Stored items from a collection
start
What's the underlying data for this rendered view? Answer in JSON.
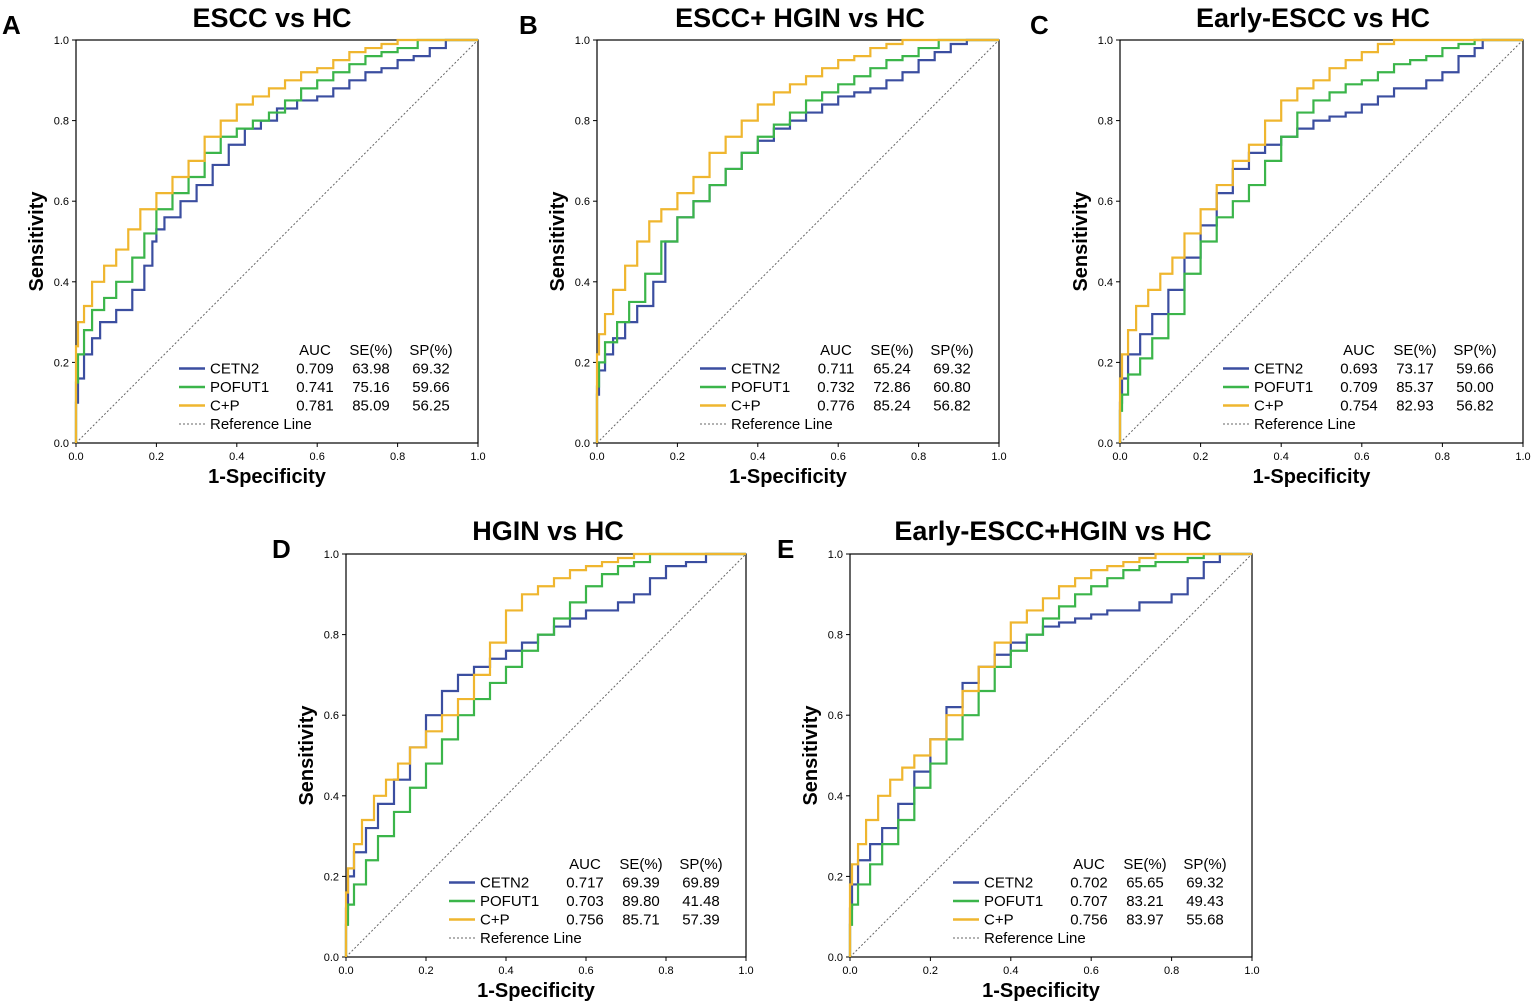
{
  "colors": {
    "CETN2": "#3b4ea0",
    "POFUT1": "#3bb54a",
    "C+P": "#efb62f",
    "reference": "#666666"
  },
  "stats_headers": [
    "AUC",
    "SE(%)",
    "SP(%)"
  ],
  "chart_data": [
    {
      "type": "line",
      "panel": "A",
      "title": "ESCC vs HC",
      "xlabel": "1-Specificity",
      "ylabel": "Sensitivity",
      "xlim": [
        0,
        1
      ],
      "ylim": [
        0,
        1
      ],
      "ticks": [
        "0.0",
        "0.2",
        "0.4",
        "0.6",
        "0.8",
        "1.0"
      ],
      "reference_label": "Reference Line",
      "series": [
        {
          "name": "CETN2",
          "auc": "0.709",
          "se": "63.98",
          "sp": "69.32",
          "x": [
            0,
            0.005,
            0.02,
            0.04,
            0.06,
            0.1,
            0.14,
            0.17,
            0.19,
            0.2,
            0.22,
            0.26,
            0.3,
            0.34,
            0.38,
            0.42,
            0.46,
            0.5,
            0.55,
            0.6,
            0.64,
            0.68,
            0.72,
            0.76,
            0.8,
            0.84,
            0.88,
            0.92,
            1
          ],
          "y": [
            0,
            0.1,
            0.16,
            0.22,
            0.26,
            0.3,
            0.33,
            0.38,
            0.44,
            0.5,
            0.53,
            0.56,
            0.6,
            0.64,
            0.69,
            0.74,
            0.78,
            0.8,
            0.83,
            0.85,
            0.86,
            0.88,
            0.9,
            0.92,
            0.93,
            0.95,
            0.96,
            0.98,
            1
          ]
        },
        {
          "name": "POFUT1",
          "auc": "0.741",
          "se": "75.16",
          "sp": "59.66",
          "x": [
            0,
            0.005,
            0.02,
            0.04,
            0.07,
            0.1,
            0.14,
            0.17,
            0.2,
            0.24,
            0.28,
            0.32,
            0.36,
            0.4,
            0.44,
            0.48,
            0.52,
            0.56,
            0.6,
            0.64,
            0.68,
            0.72,
            0.76,
            0.8,
            0.85,
            0.9,
            1
          ],
          "y": [
            0,
            0.15,
            0.22,
            0.28,
            0.33,
            0.36,
            0.4,
            0.46,
            0.52,
            0.58,
            0.62,
            0.66,
            0.72,
            0.76,
            0.78,
            0.8,
            0.82,
            0.85,
            0.88,
            0.9,
            0.92,
            0.94,
            0.96,
            0.97,
            0.98,
            1,
            1
          ]
        },
        {
          "name": "C+P",
          "auc": "0.781",
          "se": "85.09",
          "sp": "56.25",
          "x": [
            0,
            0.005,
            0.02,
            0.04,
            0.07,
            0.1,
            0.13,
            0.16,
            0.2,
            0.24,
            0.28,
            0.32,
            0.36,
            0.4,
            0.44,
            0.48,
            0.52,
            0.56,
            0.6,
            0.64,
            0.68,
            0.72,
            0.76,
            0.8,
            0.84,
            0.88,
            0.92,
            1
          ],
          "y": [
            0,
            0.24,
            0.3,
            0.34,
            0.4,
            0.44,
            0.48,
            0.53,
            0.58,
            0.62,
            0.66,
            0.7,
            0.76,
            0.8,
            0.84,
            0.86,
            0.88,
            0.9,
            0.92,
            0.93,
            0.95,
            0.97,
            0.98,
            0.99,
            1,
            1,
            1,
            1
          ]
        }
      ]
    },
    {
      "type": "line",
      "panel": "B",
      "title": "ESCC+ HGIN vs HC",
      "xlabel": "1-Specificity",
      "ylabel": "Sensitivity",
      "xlim": [
        0,
        1
      ],
      "ylim": [
        0,
        1
      ],
      "ticks": [
        "0.0",
        "0.2",
        "0.4",
        "0.6",
        "0.8",
        "1.0"
      ],
      "reference_label": "Reference Line",
      "series": [
        {
          "name": "CETN2",
          "auc": "0.711",
          "se": "65.24",
          "sp": "69.32",
          "x": [
            0,
            0.005,
            0.02,
            0.04,
            0.07,
            0.1,
            0.14,
            0.17,
            0.2,
            0.24,
            0.28,
            0.32,
            0.36,
            0.4,
            0.44,
            0.48,
            0.52,
            0.56,
            0.6,
            0.64,
            0.68,
            0.72,
            0.76,
            0.8,
            0.84,
            0.88,
            0.92,
            1
          ],
          "y": [
            0,
            0.12,
            0.18,
            0.22,
            0.26,
            0.3,
            0.34,
            0.4,
            0.5,
            0.56,
            0.6,
            0.64,
            0.68,
            0.72,
            0.75,
            0.78,
            0.8,
            0.82,
            0.84,
            0.86,
            0.87,
            0.88,
            0.9,
            0.92,
            0.95,
            0.97,
            0.99,
            1
          ]
        },
        {
          "name": "POFUT1",
          "auc": "0.732",
          "se": "72.86",
          "sp": "60.80",
          "x": [
            0,
            0.005,
            0.02,
            0.05,
            0.08,
            0.12,
            0.16,
            0.2,
            0.24,
            0.28,
            0.32,
            0.36,
            0.4,
            0.44,
            0.48,
            0.52,
            0.56,
            0.6,
            0.64,
            0.68,
            0.72,
            0.76,
            0.8,
            0.85,
            0.9,
            1
          ],
          "y": [
            0,
            0.14,
            0.2,
            0.25,
            0.3,
            0.35,
            0.42,
            0.5,
            0.56,
            0.6,
            0.64,
            0.68,
            0.72,
            0.76,
            0.79,
            0.82,
            0.85,
            0.87,
            0.89,
            0.91,
            0.93,
            0.95,
            0.96,
            0.98,
            1,
            1
          ]
        },
        {
          "name": "C+P",
          "auc": "0.776",
          "se": "85.24",
          "sp": "56.82",
          "x": [
            0,
            0.005,
            0.02,
            0.04,
            0.07,
            0.1,
            0.13,
            0.16,
            0.2,
            0.24,
            0.28,
            0.32,
            0.36,
            0.4,
            0.44,
            0.48,
            0.52,
            0.56,
            0.6,
            0.64,
            0.68,
            0.72,
            0.76,
            0.8,
            0.84,
            0.88,
            1
          ],
          "y": [
            0,
            0.22,
            0.27,
            0.32,
            0.38,
            0.44,
            0.5,
            0.55,
            0.58,
            0.62,
            0.66,
            0.72,
            0.76,
            0.8,
            0.84,
            0.87,
            0.89,
            0.91,
            0.93,
            0.95,
            0.96,
            0.98,
            0.99,
            1,
            1,
            1,
            1
          ]
        }
      ]
    },
    {
      "type": "line",
      "panel": "C",
      "title": "Early-ESCC vs HC",
      "xlabel": "1-Specificity",
      "ylabel": "Sensitivity",
      "xlim": [
        0,
        1
      ],
      "ylim": [
        0,
        1
      ],
      "ticks": [
        "0.0",
        "0.2",
        "0.4",
        "0.6",
        "0.8",
        "1.0"
      ],
      "reference_label": "Reference Line",
      "series": [
        {
          "name": "CETN2",
          "auc": "0.693",
          "se": "73.17",
          "sp": "59.66",
          "x": [
            0,
            0.005,
            0.02,
            0.05,
            0.08,
            0.12,
            0.16,
            0.2,
            0.24,
            0.28,
            0.32,
            0.36,
            0.4,
            0.44,
            0.48,
            0.52,
            0.56,
            0.6,
            0.64,
            0.68,
            0.72,
            0.76,
            0.8,
            0.84,
            0.88,
            0.9,
            1
          ],
          "y": [
            0,
            0.1,
            0.16,
            0.22,
            0.27,
            0.32,
            0.38,
            0.46,
            0.54,
            0.62,
            0.68,
            0.72,
            0.74,
            0.76,
            0.78,
            0.8,
            0.81,
            0.82,
            0.84,
            0.86,
            0.88,
            0.88,
            0.9,
            0.92,
            0.96,
            0.98,
            1
          ]
        },
        {
          "name": "POFUT1",
          "auc": "0.709",
          "se": "85.37",
          "sp": "50.00",
          "x": [
            0,
            0.005,
            0.02,
            0.05,
            0.08,
            0.12,
            0.16,
            0.2,
            0.24,
            0.28,
            0.32,
            0.36,
            0.4,
            0.44,
            0.48,
            0.52,
            0.56,
            0.6,
            0.64,
            0.68,
            0.72,
            0.76,
            0.8,
            0.84,
            0.88,
            0.91,
            1
          ],
          "y": [
            0,
            0.08,
            0.12,
            0.17,
            0.21,
            0.26,
            0.32,
            0.42,
            0.5,
            0.56,
            0.6,
            0.64,
            0.7,
            0.76,
            0.82,
            0.85,
            0.87,
            0.89,
            0.9,
            0.92,
            0.94,
            0.95,
            0.96,
            0.98,
            0.99,
            1,
            1
          ]
        },
        {
          "name": "C+P",
          "auc": "0.754",
          "se": "82.93",
          "sp": "56.82",
          "x": [
            0,
            0.005,
            0.02,
            0.04,
            0.07,
            0.1,
            0.13,
            0.16,
            0.2,
            0.24,
            0.28,
            0.32,
            0.36,
            0.4,
            0.44,
            0.48,
            0.52,
            0.56,
            0.6,
            0.64,
            0.68,
            0.72,
            0.76,
            0.8,
            1
          ],
          "y": [
            0,
            0.16,
            0.22,
            0.28,
            0.34,
            0.38,
            0.42,
            0.46,
            0.52,
            0.58,
            0.64,
            0.7,
            0.74,
            0.8,
            0.85,
            0.88,
            0.9,
            0.93,
            0.95,
            0.97,
            0.99,
            1,
            1,
            1,
            1
          ]
        }
      ]
    },
    {
      "type": "line",
      "panel": "D",
      "title": "HGIN vs HC",
      "xlabel": "1-Specificity",
      "ylabel": "Sensitivity",
      "xlim": [
        0,
        1
      ],
      "ylim": [
        0,
        1
      ],
      "ticks": [
        "0.0",
        "0.2",
        "0.4",
        "0.6",
        "0.8",
        "1.0"
      ],
      "reference_label": "Reference Line",
      "series": [
        {
          "name": "CETN2",
          "auc": "0.717",
          "se": "69.39",
          "sp": "69.89",
          "x": [
            0,
            0.005,
            0.02,
            0.05,
            0.08,
            0.12,
            0.16,
            0.2,
            0.24,
            0.28,
            0.32,
            0.36,
            0.4,
            0.44,
            0.48,
            0.52,
            0.56,
            0.6,
            0.64,
            0.68,
            0.72,
            0.76,
            0.8,
            0.85,
            0.9,
            0.94,
            1
          ],
          "y": [
            0,
            0.12,
            0.2,
            0.26,
            0.32,
            0.38,
            0.44,
            0.52,
            0.6,
            0.66,
            0.7,
            0.72,
            0.74,
            0.76,
            0.78,
            0.8,
            0.82,
            0.84,
            0.86,
            0.86,
            0.88,
            0.9,
            0.94,
            0.97,
            0.98,
            1,
            1
          ]
        },
        {
          "name": "POFUT1",
          "auc": "0.703",
          "se": "89.80",
          "sp": "41.48",
          "x": [
            0,
            0.005,
            0.02,
            0.05,
            0.08,
            0.12,
            0.16,
            0.2,
            0.24,
            0.28,
            0.32,
            0.36,
            0.4,
            0.44,
            0.48,
            0.52,
            0.56,
            0.6,
            0.64,
            0.68,
            0.72,
            0.76,
            0.8,
            0.85,
            1
          ],
          "y": [
            0,
            0.08,
            0.13,
            0.18,
            0.24,
            0.3,
            0.36,
            0.42,
            0.48,
            0.54,
            0.6,
            0.64,
            0.68,
            0.72,
            0.76,
            0.8,
            0.84,
            0.88,
            0.92,
            0.95,
            0.97,
            0.98,
            1,
            1,
            1
          ]
        },
        {
          "name": "C+P",
          "auc": "0.756",
          "se": "85.71",
          "sp": "57.39",
          "x": [
            0,
            0.005,
            0.02,
            0.04,
            0.07,
            0.1,
            0.13,
            0.16,
            0.2,
            0.24,
            0.28,
            0.32,
            0.36,
            0.4,
            0.44,
            0.48,
            0.52,
            0.56,
            0.6,
            0.64,
            0.68,
            0.72,
            0.76,
            0.8,
            1
          ],
          "y": [
            0,
            0.16,
            0.22,
            0.28,
            0.34,
            0.4,
            0.44,
            0.48,
            0.52,
            0.56,
            0.6,
            0.64,
            0.7,
            0.78,
            0.86,
            0.9,
            0.92,
            0.94,
            0.96,
            0.97,
            0.98,
            0.99,
            1,
            1,
            1
          ]
        }
      ]
    },
    {
      "type": "line",
      "panel": "E",
      "title": "Early-ESCC+HGIN vs HC",
      "xlabel": "1-Specificity",
      "ylabel": "Sensitivity",
      "xlim": [
        0,
        1
      ],
      "ylim": [
        0,
        1
      ],
      "ticks": [
        "0.0",
        "0.2",
        "0.4",
        "0.6",
        "0.8",
        "1.0"
      ],
      "reference_label": "Reference Line",
      "series": [
        {
          "name": "CETN2",
          "auc": "0.702",
          "se": "65.65",
          "sp": "69.32",
          "x": [
            0,
            0.005,
            0.02,
            0.05,
            0.08,
            0.12,
            0.16,
            0.2,
            0.24,
            0.28,
            0.32,
            0.36,
            0.4,
            0.44,
            0.48,
            0.52,
            0.56,
            0.6,
            0.64,
            0.68,
            0.72,
            0.76,
            0.8,
            0.84,
            0.88,
            0.92,
            1
          ],
          "y": [
            0,
            0.12,
            0.18,
            0.24,
            0.28,
            0.32,
            0.38,
            0.46,
            0.54,
            0.62,
            0.68,
            0.72,
            0.75,
            0.78,
            0.8,
            0.82,
            0.83,
            0.84,
            0.85,
            0.86,
            0.86,
            0.88,
            0.88,
            0.9,
            0.94,
            0.98,
            1
          ]
        },
        {
          "name": "POFUT1",
          "auc": "0.707",
          "se": "83.21",
          "sp": "49.43",
          "x": [
            0,
            0.005,
            0.02,
            0.05,
            0.08,
            0.12,
            0.16,
            0.2,
            0.24,
            0.28,
            0.32,
            0.36,
            0.4,
            0.44,
            0.48,
            0.52,
            0.56,
            0.6,
            0.64,
            0.68,
            0.72,
            0.76,
            0.8,
            0.84,
            0.88,
            0.92,
            1
          ],
          "y": [
            0,
            0.08,
            0.13,
            0.18,
            0.23,
            0.28,
            0.34,
            0.42,
            0.48,
            0.54,
            0.6,
            0.66,
            0.72,
            0.76,
            0.8,
            0.84,
            0.87,
            0.9,
            0.92,
            0.94,
            0.96,
            0.97,
            0.98,
            0.98,
            0.99,
            1,
            1
          ]
        },
        {
          "name": "C+P",
          "auc": "0.756",
          "se": "83.97",
          "sp": "55.68",
          "x": [
            0,
            0.005,
            0.02,
            0.04,
            0.07,
            0.1,
            0.13,
            0.16,
            0.2,
            0.24,
            0.28,
            0.32,
            0.36,
            0.4,
            0.44,
            0.48,
            0.52,
            0.56,
            0.6,
            0.64,
            0.68,
            0.72,
            0.76,
            0.8,
            0.84,
            1
          ],
          "y": [
            0,
            0.18,
            0.23,
            0.28,
            0.34,
            0.4,
            0.44,
            0.47,
            0.5,
            0.54,
            0.6,
            0.66,
            0.72,
            0.78,
            0.83,
            0.86,
            0.89,
            0.92,
            0.94,
            0.96,
            0.97,
            0.98,
            0.99,
            1,
            1,
            1
          ]
        }
      ]
    }
  ]
}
end
◆ Stated task: Return all lines of the material above in which the word "HGIN" occurs.

◆ Solution to this exercise:
      "title": "ESCC+ HGIN vs HC",
      "title": "HGIN vs HC",
      "title": "Early-ESCC+HGIN vs HC",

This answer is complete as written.